**Problem to solve:**
Output every line below without omitting or altering anything.

------ Data to use ------

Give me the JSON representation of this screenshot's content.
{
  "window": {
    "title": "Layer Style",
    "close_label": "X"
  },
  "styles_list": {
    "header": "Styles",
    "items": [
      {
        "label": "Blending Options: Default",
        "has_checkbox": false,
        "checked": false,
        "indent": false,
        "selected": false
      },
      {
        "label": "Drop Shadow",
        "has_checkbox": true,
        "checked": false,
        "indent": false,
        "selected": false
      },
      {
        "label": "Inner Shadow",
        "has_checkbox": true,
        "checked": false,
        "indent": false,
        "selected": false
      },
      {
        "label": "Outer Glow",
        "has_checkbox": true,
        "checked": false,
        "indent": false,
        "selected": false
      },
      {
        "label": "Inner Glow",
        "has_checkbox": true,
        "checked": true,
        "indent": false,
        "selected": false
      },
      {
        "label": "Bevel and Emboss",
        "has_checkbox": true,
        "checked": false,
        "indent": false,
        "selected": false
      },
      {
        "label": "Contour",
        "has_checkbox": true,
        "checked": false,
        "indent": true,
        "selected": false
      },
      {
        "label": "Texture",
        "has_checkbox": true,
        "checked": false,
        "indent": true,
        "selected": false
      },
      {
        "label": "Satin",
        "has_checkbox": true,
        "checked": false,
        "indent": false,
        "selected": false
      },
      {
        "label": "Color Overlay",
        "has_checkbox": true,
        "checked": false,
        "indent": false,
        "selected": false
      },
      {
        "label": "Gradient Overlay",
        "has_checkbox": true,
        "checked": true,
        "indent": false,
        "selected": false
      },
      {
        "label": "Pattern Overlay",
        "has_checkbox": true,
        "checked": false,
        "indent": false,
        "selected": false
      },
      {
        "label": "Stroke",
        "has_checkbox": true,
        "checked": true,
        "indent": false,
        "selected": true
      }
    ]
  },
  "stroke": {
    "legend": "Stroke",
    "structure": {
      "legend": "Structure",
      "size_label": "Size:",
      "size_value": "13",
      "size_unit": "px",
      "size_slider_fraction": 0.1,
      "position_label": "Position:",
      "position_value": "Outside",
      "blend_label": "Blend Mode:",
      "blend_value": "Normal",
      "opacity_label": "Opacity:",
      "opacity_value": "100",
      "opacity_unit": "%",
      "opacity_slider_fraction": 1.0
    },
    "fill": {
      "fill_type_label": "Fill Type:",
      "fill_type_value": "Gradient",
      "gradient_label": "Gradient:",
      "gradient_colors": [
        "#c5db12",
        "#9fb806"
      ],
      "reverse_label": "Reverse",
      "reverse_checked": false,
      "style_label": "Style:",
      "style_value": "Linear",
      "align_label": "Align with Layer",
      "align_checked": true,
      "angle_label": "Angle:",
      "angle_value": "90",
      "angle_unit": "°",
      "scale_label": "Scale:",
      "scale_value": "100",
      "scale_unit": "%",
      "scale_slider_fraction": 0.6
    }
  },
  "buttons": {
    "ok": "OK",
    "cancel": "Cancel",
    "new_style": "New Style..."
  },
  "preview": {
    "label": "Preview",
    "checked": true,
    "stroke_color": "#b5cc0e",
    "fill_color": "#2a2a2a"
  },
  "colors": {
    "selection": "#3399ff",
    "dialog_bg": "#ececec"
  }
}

------

**Answer in full:**
Give me the JSON representation of this screenshot's content.
{
  "window": {
    "title": "Layer Style",
    "close_label": "X"
  },
  "styles_list": {
    "header": "Styles",
    "items": [
      {
        "label": "Blending Options: Default",
        "has_checkbox": false,
        "checked": false,
        "indent": false,
        "selected": false
      },
      {
        "label": "Drop Shadow",
        "has_checkbox": true,
        "checked": false,
        "indent": false,
        "selected": false
      },
      {
        "label": "Inner Shadow",
        "has_checkbox": true,
        "checked": false,
        "indent": false,
        "selected": false
      },
      {
        "label": "Outer Glow",
        "has_checkbox": true,
        "checked": false,
        "indent": false,
        "selected": false
      },
      {
        "label": "Inner Glow",
        "has_checkbox": true,
        "checked": true,
        "indent": false,
        "selected": false
      },
      {
        "label": "Bevel and Emboss",
        "has_checkbox": true,
        "checked": false,
        "indent": false,
        "selected": false
      },
      {
        "label": "Contour",
        "has_checkbox": true,
        "checked": false,
        "indent": true,
        "selected": false
      },
      {
        "label": "Texture",
        "has_checkbox": true,
        "checked": false,
        "indent": true,
        "selected": false
      },
      {
        "label": "Satin",
        "has_checkbox": true,
        "checked": false,
        "indent": false,
        "selected": false
      },
      {
        "label": "Color Overlay",
        "has_checkbox": true,
        "checked": false,
        "indent": false,
        "selected": false
      },
      {
        "label": "Gradient Overlay",
        "has_checkbox": true,
        "checked": true,
        "indent": false,
        "selected": false
      },
      {
        "label": "Pattern Overlay",
        "has_checkbox": true,
        "checked": false,
        "indent": false,
        "selected": false
      },
      {
        "label": "Stroke",
        "has_checkbox": true,
        "checked": true,
        "indent": false,
        "selected": true
      }
    ]
  },
  "stroke": {
    "legend": "Stroke",
    "structure": {
      "legend": "Structure",
      "size_label": "Size:",
      "size_value": "13",
      "size_unit": "px",
      "size_slider_fraction": 0.1,
      "position_label": "Position:",
      "position_value": "Outside",
      "blend_label": "Blend Mode:",
      "blend_value": "Normal",
      "opacity_label": "Opacity:",
      "opacity_value": "100",
      "opacity_unit": "%",
      "opacity_slider_fraction": 1.0
    },
    "fill": {
      "fill_type_label": "Fill Type:",
      "fill_type_value": "Gradient",
      "gradient_label": "Gradient:",
      "gradient_colors": [
        "#c5db12",
        "#9fb806"
      ],
      "reverse_label": "Reverse",
      "reverse_checked": false,
      "style_label": "Style:",
      "style_value": "Linear",
      "align_label": "Align with Layer",
      "align_checked": true,
      "angle_label": "Angle:",
      "angle_value": "90",
      "angle_unit": "°",
      "scale_label": "Scale:",
      "scale_value": "100",
      "scale_unit": "%",
      "scale_slider_fraction": 0.6
    }
  },
  "buttons": {
    "ok": "OK",
    "cancel": "Cancel",
    "new_style": "New Style..."
  },
  "preview": {
    "label": "Preview",
    "checked": true,
    "stroke_color": "#b5cc0e",
    "fill_color": "#2a2a2a"
  },
  "colors": {
    "selection": "#3399ff",
    "dialog_bg": "#ececec"
  }
}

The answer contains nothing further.